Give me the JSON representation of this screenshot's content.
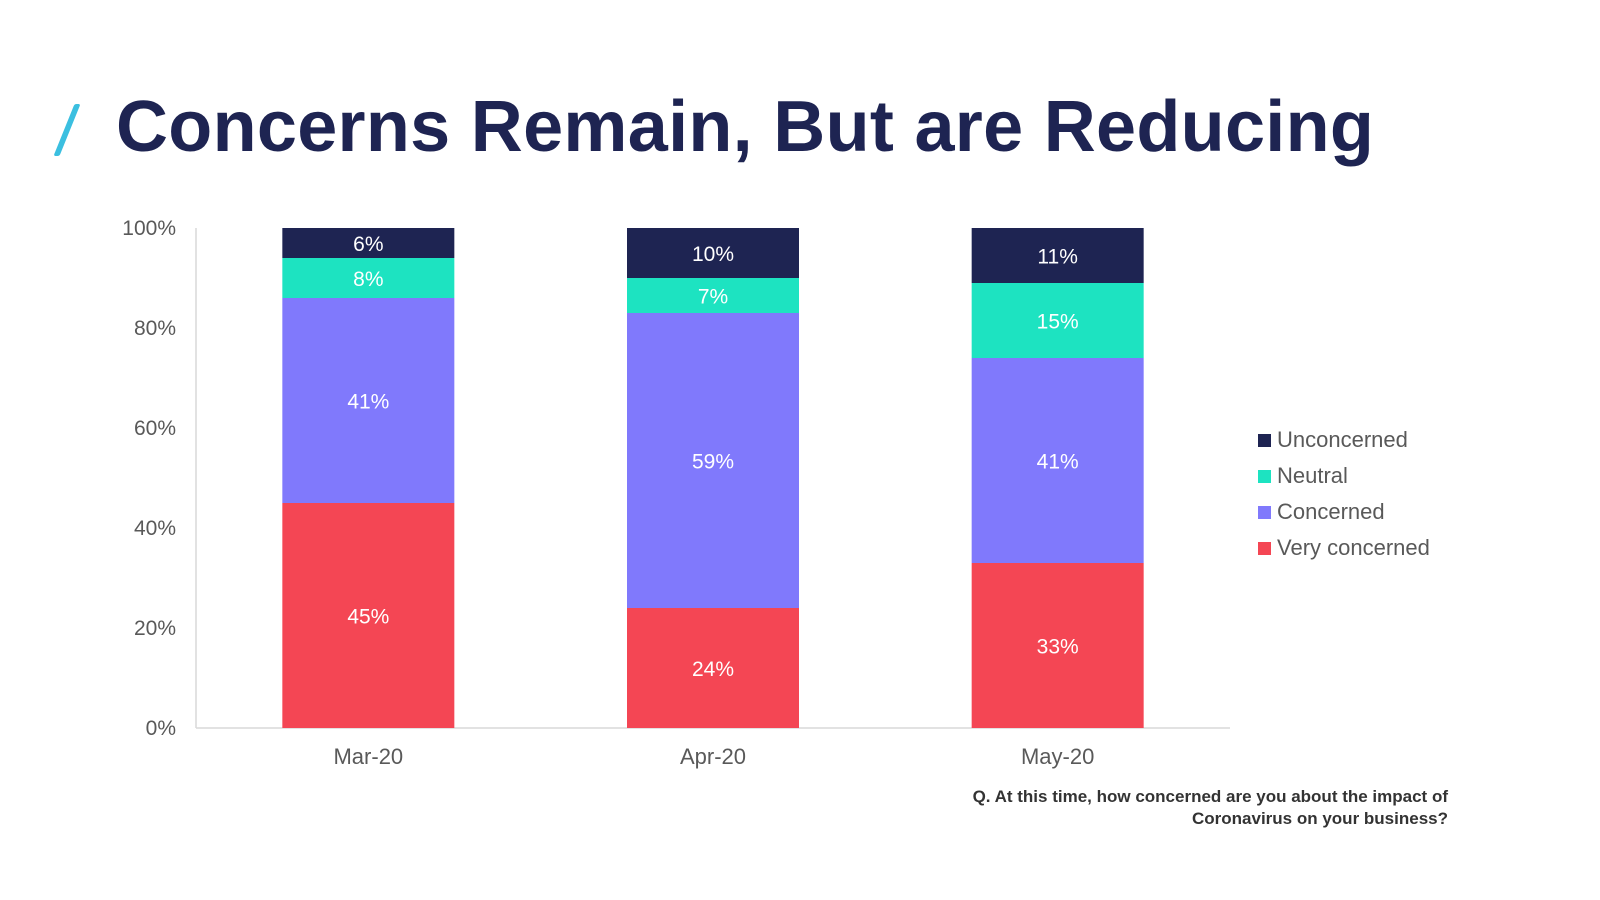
{
  "title": "Concerns Remain, But are Reducing",
  "footnote": "Q. At this time, how concerned are you about the impact of Coronavirus on your business?",
  "chart_data": {
    "type": "bar",
    "stacked": true,
    "categories": [
      "Mar-20",
      "Apr-20",
      "May-20"
    ],
    "series": [
      {
        "name": "Very concerned",
        "color": "#f44654",
        "values": [
          45,
          24,
          33
        ]
      },
      {
        "name": "Concerned",
        "color": "#8079fc",
        "values": [
          41,
          59,
          41
        ]
      },
      {
        "name": "Neutral",
        "color": "#1de3c1",
        "values": [
          8,
          7,
          15
        ]
      },
      {
        "name": "Unconcerned",
        "color": "#1e2452",
        "values": [
          6,
          10,
          11
        ]
      }
    ],
    "legend_order": [
      "Unconcerned",
      "Neutral",
      "Concerned",
      "Very concerned"
    ],
    "ylim": [
      0,
      100
    ],
    "yticks": [
      0,
      20,
      40,
      60,
      80,
      100
    ],
    "ytick_labels": [
      "0%",
      "20%",
      "40%",
      "60%",
      "80%",
      "100%"
    ],
    "value_suffix": "%",
    "legend_position": "right",
    "grid": false
  }
}
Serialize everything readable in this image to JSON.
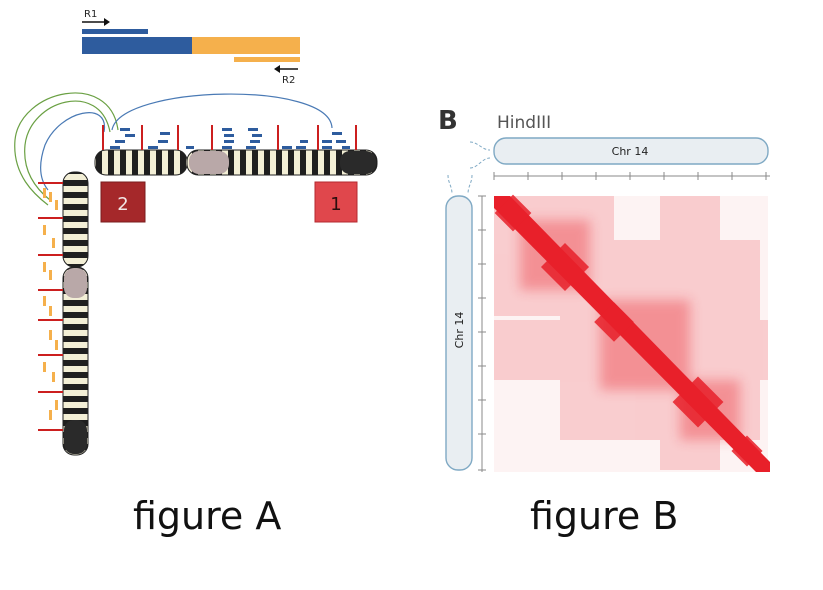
{
  "figure_a": {
    "caption": "figure A",
    "read1_label": "R1",
    "read2_label": "R2",
    "region_2_label": "2",
    "region_1_label": "1",
    "colors": {
      "read1": "#2e5c9e",
      "read2": "#f5b04c",
      "cut_site": "#cc1f1f",
      "region_2": "#a5282a",
      "region_1": "#e0474c",
      "arc_green": "#6aa043",
      "arc_blue": "#4a7ab5"
    }
  },
  "figure_b": {
    "caption": "figure B",
    "panel_letter": "B",
    "enzyme_label": "HindIII",
    "top_chromosome_label": "Chr 14",
    "left_chromosome_label": "Chr 14",
    "colors": {
      "heatmap": "#e8202a",
      "chromosome_fill": "#e9eef2",
      "chromosome_stroke": "#7fa9c4"
    }
  }
}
———
## Directions
Transcribe, without alteration, each line from the one with "Serialize everything readable" through the last line of the data; no pictures belong in the copy.

## Answer space
Serialize everything readable in this image to JSON.
{
  "figure_a": {
    "caption": "figure A",
    "read1_label": "R1",
    "read2_label": "R2",
    "region_2_label": "2",
    "region_1_label": "1",
    "colors": {
      "read1": "#2e5c9e",
      "read2": "#f5b04c",
      "cut_site": "#cc1f1f",
      "region_2": "#a5282a",
      "region_1": "#e0474c",
      "arc_green": "#6aa043",
      "arc_blue": "#4a7ab5"
    }
  },
  "figure_b": {
    "caption": "figure B",
    "panel_letter": "B",
    "enzyme_label": "HindIII",
    "top_chromosome_label": "Chr 14",
    "left_chromosome_label": "Chr 14",
    "colors": {
      "heatmap": "#e8202a",
      "chromosome_fill": "#e9eef2",
      "chromosome_stroke": "#7fa9c4"
    }
  }
}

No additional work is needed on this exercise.